◆ BRIEF: Copy all records verbatim.

◆ RECORD SET:
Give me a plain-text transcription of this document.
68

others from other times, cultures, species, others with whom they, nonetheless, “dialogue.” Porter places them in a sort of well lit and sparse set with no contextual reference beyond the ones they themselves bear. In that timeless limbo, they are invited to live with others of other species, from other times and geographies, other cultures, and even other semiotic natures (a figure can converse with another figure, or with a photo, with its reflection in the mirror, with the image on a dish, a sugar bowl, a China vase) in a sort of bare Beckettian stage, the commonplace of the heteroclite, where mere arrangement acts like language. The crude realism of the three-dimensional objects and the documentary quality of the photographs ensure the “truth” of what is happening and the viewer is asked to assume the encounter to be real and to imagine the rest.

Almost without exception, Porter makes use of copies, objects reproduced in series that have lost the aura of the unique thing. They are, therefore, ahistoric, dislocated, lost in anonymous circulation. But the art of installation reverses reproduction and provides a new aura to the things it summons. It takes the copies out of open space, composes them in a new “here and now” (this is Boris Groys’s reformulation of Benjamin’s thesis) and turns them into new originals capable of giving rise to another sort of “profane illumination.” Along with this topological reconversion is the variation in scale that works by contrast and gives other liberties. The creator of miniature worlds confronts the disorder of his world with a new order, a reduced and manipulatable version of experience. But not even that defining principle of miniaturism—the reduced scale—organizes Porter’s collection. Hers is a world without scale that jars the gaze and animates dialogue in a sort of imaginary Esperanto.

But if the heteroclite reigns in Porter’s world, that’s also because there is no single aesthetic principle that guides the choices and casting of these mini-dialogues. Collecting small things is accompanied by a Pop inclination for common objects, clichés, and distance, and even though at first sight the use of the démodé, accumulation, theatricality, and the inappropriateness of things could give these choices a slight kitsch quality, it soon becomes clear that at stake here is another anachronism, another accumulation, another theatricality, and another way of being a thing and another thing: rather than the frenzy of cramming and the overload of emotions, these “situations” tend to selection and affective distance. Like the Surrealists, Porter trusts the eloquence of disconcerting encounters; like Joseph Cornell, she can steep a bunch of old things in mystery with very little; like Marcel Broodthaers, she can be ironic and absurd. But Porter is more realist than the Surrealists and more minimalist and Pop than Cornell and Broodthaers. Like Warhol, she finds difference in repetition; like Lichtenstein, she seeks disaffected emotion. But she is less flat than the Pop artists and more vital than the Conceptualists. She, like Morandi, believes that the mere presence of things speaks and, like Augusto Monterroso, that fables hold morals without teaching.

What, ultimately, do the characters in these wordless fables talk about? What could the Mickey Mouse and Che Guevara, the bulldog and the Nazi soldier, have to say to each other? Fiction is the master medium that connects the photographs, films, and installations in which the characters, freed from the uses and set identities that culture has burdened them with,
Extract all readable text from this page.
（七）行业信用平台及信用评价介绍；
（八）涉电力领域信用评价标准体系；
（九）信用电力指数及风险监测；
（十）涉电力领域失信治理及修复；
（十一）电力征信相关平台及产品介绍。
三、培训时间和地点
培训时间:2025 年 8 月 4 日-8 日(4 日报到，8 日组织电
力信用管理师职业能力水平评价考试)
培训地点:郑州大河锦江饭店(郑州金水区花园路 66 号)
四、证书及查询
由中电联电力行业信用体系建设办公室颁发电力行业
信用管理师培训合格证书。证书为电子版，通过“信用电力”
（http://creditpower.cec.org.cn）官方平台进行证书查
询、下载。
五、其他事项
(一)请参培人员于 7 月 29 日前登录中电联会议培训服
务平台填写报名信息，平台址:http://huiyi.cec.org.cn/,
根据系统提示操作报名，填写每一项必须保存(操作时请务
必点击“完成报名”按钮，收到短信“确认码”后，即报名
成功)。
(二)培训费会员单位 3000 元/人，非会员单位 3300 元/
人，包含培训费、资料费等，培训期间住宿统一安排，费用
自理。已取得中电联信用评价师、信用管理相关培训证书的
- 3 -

◆ EXERCISE ANSWER:
Give me a plain-text transcription of this document.
68

others from other times, cultures, species, others with whom they, nonetheless, “dialogue.” Porter places them in a sort of well lit and sparse set with no contextual reference beyond the ones they themselves bear. In that timeless limbo, they are invited to live with others of other species, from other times and geographies, other cultures, and even other semiotic natures (a figure can converse with another figure, or with a photo, with its reflection in the mirror, with the image on a dish, a sugar bowl, a China vase) in a sort of bare Beckettian stage, the commonplace of the heteroclite, where mere arrangement acts like language. The crude realism of the three-dimensional objects and the documentary quality of the photographs ensure the “truth” of what is happening and the viewer is asked to assume the encounter to be real and to imagine the rest.

Almost without exception, Porter makes use of copies, objects reproduced in series that have lost the aura of the unique thing. They are, therefore, ahistoric, dislocated, lost in anonymous circulation. But the art of installation reverses reproduction and provides a new aura to the things it summons. It takes the copies out of open space, composes them in a new “here and now” (this is Boris Groys’s reformulation of Benjamin’s thesis) and turns them into new originals capable of giving rise to another sort of “profane illumination.” Along with this topological reconversion is the variation in scale that works by contrast and gives other liberties. The creator of miniature worlds confronts the disorder of his world with a new order, a reduced and manipulatable version of experience. But not even that defining principle of miniaturism—the reduced scale—organizes Porter’s collection. Hers is a world without scale that jars the gaze and animates dialogue in a sort of imaginary Esperanto.

But if the heteroclite reigns in Porter’s world, that’s also because there is no single aesthetic principle that guides the choices and casting of these mini-dialogues. Collecting small things is accompanied by a Pop inclination for common objects, clichés, and distance, and even though at first sight the use of the démodé, accumulation, theatricality, and the inappropriateness of things could give these choices a slight kitsch quality, it soon becomes clear that at stake here is another anachronism, another accumulation, another theatricality, and another way of being a thing and another thing: rather than the frenzy of cramming and the overload of emotions, these “situations” tend to selection and affective distance. Like the Surrealists, Porter trusts the eloquence of disconcerting encounters; like Joseph Cornell, she can steep a bunch of old things in mystery with very little; like Marcel Broodthaers, she can be ironic and absurd. But Porter is more realist than the Surrealists and more minimalist and Pop than Cornell and Broodthaers. Like Warhol, she finds difference in repetition; like Lichtenstein, she seeks disaffected emotion. But she is less flat than the Pop artists and more vital than the Conceptualists. She, like Morandi, believes that the mere presence of things speaks and, like Augusto Monterroso, that fables hold morals without teaching.

What, ultimately, do the characters in these wordless fables talk about? What could the Mickey Mouse and Che Guevara, the bulldog and the Nazi soldier, have to say to each other? Fiction is the master medium that connects the photographs, films, and installations in which the characters, freed from the uses and set identities that culture has burdened them with,
Extract all readable text from this page.
（七）行业信用平台及信用评价介绍；
（八）涉电力领域信用评价标准体系；
（九）信用电力指数及风险监测；
（十）涉电力领域失信治理及修复；
（十一）电力征信相关平台及产品介绍。
三、培训时间和地点
培训时间:2025 年 8 月 4 日-8 日(4 日报到，8 日组织电
力信用管理师职业能力水平评价考试)
培训地点:郑州大河锦江饭店(郑州金水区花园路 66 号)
四、证书及查询
由中电联电力行业信用体系建设办公室颁发电力行业
信用管理师培训合格证书。证书为电子版，通过“信用电力”
（http://creditpower.cec.org.cn）官方平台进行证书查
询、下载。
五、其他事项
(一)请参培人员于 7 月 29 日前登录中电联会议培训服
务平台填写报名信息，平台址:http://huiyi.cec.org.cn/,
根据系统提示操作报名，填写每一项必须保存(操作时请务
必点击“完成报名”按钮，收到短信“确认码”后，即报名
成功)。
(二)培训费会员单位 3000 元/人，非会员单位 3300 元/
人，包含培训费、资料费等，培训期间住宿统一安排，费用
自理。已取得中电联信用评价师、信用管理相关培训证书的
- 3 -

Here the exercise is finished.